WHAT YOU WILL DO - Repeat the whole listing below, word for word.

MATERIAL SUPPLIED -
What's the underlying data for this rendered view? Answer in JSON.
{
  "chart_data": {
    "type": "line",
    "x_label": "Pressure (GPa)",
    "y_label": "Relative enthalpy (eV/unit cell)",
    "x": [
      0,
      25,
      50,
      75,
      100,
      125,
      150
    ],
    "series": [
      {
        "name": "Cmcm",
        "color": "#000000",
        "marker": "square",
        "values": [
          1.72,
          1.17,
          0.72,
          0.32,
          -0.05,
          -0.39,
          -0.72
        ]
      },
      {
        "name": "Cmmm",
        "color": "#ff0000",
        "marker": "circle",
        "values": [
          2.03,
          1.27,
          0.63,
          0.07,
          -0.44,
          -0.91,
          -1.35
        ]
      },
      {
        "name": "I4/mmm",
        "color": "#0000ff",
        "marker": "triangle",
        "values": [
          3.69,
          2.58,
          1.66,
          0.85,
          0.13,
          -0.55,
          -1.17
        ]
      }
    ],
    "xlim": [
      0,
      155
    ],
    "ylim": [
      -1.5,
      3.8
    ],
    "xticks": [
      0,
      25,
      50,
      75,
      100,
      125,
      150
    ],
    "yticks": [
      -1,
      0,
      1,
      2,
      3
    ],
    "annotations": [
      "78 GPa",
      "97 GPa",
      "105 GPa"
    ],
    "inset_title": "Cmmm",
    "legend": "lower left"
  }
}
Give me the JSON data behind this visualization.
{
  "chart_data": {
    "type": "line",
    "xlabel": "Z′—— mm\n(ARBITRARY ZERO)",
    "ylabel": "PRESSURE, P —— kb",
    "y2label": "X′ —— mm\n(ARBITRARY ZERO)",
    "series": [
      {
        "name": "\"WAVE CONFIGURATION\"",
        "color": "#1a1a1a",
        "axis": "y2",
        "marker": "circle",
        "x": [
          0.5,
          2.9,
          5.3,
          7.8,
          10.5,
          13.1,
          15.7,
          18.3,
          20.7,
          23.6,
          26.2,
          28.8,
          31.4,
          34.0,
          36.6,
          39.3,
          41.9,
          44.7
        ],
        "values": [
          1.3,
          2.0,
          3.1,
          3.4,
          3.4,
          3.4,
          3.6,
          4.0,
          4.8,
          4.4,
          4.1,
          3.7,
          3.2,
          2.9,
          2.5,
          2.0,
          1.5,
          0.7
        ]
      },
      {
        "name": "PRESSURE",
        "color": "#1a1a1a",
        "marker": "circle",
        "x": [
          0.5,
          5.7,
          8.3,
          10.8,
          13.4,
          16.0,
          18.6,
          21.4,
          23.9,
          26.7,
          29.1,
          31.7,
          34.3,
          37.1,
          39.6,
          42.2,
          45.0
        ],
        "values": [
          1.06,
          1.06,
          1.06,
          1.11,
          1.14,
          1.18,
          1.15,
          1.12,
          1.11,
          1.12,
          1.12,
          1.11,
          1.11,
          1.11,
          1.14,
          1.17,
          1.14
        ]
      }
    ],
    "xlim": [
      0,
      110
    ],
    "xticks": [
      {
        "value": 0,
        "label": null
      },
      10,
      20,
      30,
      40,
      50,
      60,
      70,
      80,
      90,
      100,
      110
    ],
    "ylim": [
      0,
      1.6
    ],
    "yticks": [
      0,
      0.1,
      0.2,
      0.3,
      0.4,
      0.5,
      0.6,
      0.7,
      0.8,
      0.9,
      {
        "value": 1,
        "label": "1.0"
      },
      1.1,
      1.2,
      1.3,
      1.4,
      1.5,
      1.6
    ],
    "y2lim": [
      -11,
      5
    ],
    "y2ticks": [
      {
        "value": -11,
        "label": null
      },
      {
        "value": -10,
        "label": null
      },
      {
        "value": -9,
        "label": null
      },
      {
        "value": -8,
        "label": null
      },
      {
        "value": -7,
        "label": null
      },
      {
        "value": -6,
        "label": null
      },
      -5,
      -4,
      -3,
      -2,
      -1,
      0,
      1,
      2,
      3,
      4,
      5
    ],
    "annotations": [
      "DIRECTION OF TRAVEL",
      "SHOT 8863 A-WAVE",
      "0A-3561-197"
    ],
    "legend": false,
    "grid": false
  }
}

CORRECT RESULT -
What's the underlying data for this rendered view? Answer in JSON.
{
  "chart_data": {
    "type": "line",
    "x_label": "Pressure (GPa)",
    "y_label": "Relative enthalpy (eV/unit cell)",
    "x": [
      0,
      25,
      50,
      75,
      100,
      125,
      150
    ],
    "series": [
      {
        "name": "Cmcm",
        "color": "#000000",
        "marker": "square",
        "values": [
          1.72,
          1.17,
          0.72,
          0.32,
          -0.05,
          -0.39,
          -0.72
        ]
      },
      {
        "name": "Cmmm",
        "color": "#ff0000",
        "marker": "circle",
        "values": [
          2.03,
          1.27,
          0.63,
          0.07,
          -0.44,
          -0.91,
          -1.35
        ]
      },
      {
        "name": "I4/mmm",
        "color": "#0000ff",
        "marker": "triangle",
        "values": [
          3.69,
          2.58,
          1.66,
          0.85,
          0.13,
          -0.55,
          -1.17
        ]
      }
    ],
    "xlim": [
      0,
      155
    ],
    "ylim": [
      -1.5,
      3.8
    ],
    "xticks": [
      0,
      25,
      50,
      75,
      100,
      125,
      150
    ],
    "yticks": [
      -1,
      0,
      1,
      2,
      3
    ],
    "annotations": [
      "78 GPa",
      "97 GPa",
      "105 GPa"
    ],
    "inset_title": "Cmmm",
    "legend": "lower left"
  }
}
Give me the JSON data behind this visualization.
{
  "chart_data": {
    "type": "line",
    "xlabel": "Z′—— mm\n(ARBITRARY ZERO)",
    "ylabel": "PRESSURE, P —— kb",
    "y2label": "X′ —— mm\n(ARBITRARY ZERO)",
    "series": [
      {
        "name": "\"WAVE CONFIGURATION\"",
        "color": "#1a1a1a",
        "axis": "y2",
        "marker": "circle",
        "x": [
          0.5,
          2.9,
          5.3,
          7.8,
          10.5,
          13.1,
          15.7,
          18.3,
          20.7,
          23.6,
          26.2,
          28.8,
          31.4,
          34.0,
          36.6,
          39.3,
          41.9,
          44.7
        ],
        "values": [
          1.3,
          2.0,
          3.1,
          3.4,
          3.4,
          3.4,
          3.6,
          4.0,
          4.8,
          4.4,
          4.1,
          3.7,
          3.2,
          2.9,
          2.5,
          2.0,
          1.5,
          0.7
        ]
      },
      {
        "name": "PRESSURE",
        "color": "#1a1a1a",
        "marker": "circle",
        "x": [
          0.5,
          5.7,
          8.3,
          10.8,
          13.4,
          16.0,
          18.6,
          21.4,
          23.9,
          26.7,
          29.1,
          31.7,
          34.3,
          37.1,
          39.6,
          42.2,
          45.0
        ],
        "values": [
          1.06,
          1.06,
          1.06,
          1.11,
          1.14,
          1.18,
          1.15,
          1.12,
          1.11,
          1.12,
          1.12,
          1.11,
          1.11,
          1.11,
          1.14,
          1.17,
          1.14
        ]
      }
    ],
    "xlim": [
      0,
      110
    ],
    "xticks": [
      {
        "value": 0,
        "label": null
      },
      10,
      20,
      30,
      40,
      50,
      60,
      70,
      80,
      90,
      100,
      110
    ],
    "ylim": [
      0,
      1.6
    ],
    "yticks": [
      0,
      0.1,
      0.2,
      0.3,
      0.4,
      0.5,
      0.6,
      0.7,
      0.8,
      0.9,
      {
        "value": 1,
        "label": "1.0"
      },
      1.1,
      1.2,
      1.3,
      1.4,
      1.5,
      1.6
    ],
    "y2lim": [
      -11,
      5
    ],
    "y2ticks": [
      {
        "value": -11,
        "label": null
      },
      {
        "value": -10,
        "label": null
      },
      {
        "value": -9,
        "label": null
      },
      {
        "value": -8,
        "label": null
      },
      {
        "value": -7,
        "label": null
      },
      {
        "value": -6,
        "label": null
      },
      -5,
      -4,
      -3,
      -2,
      -1,
      0,
      1,
      2,
      3,
      4,
      5
    ],
    "annotations": [
      "DIRECTION OF TRAVEL",
      "SHOT 8863 A-WAVE",
      "0A-3561-197"
    ],
    "legend": false,
    "grid": false
  }
}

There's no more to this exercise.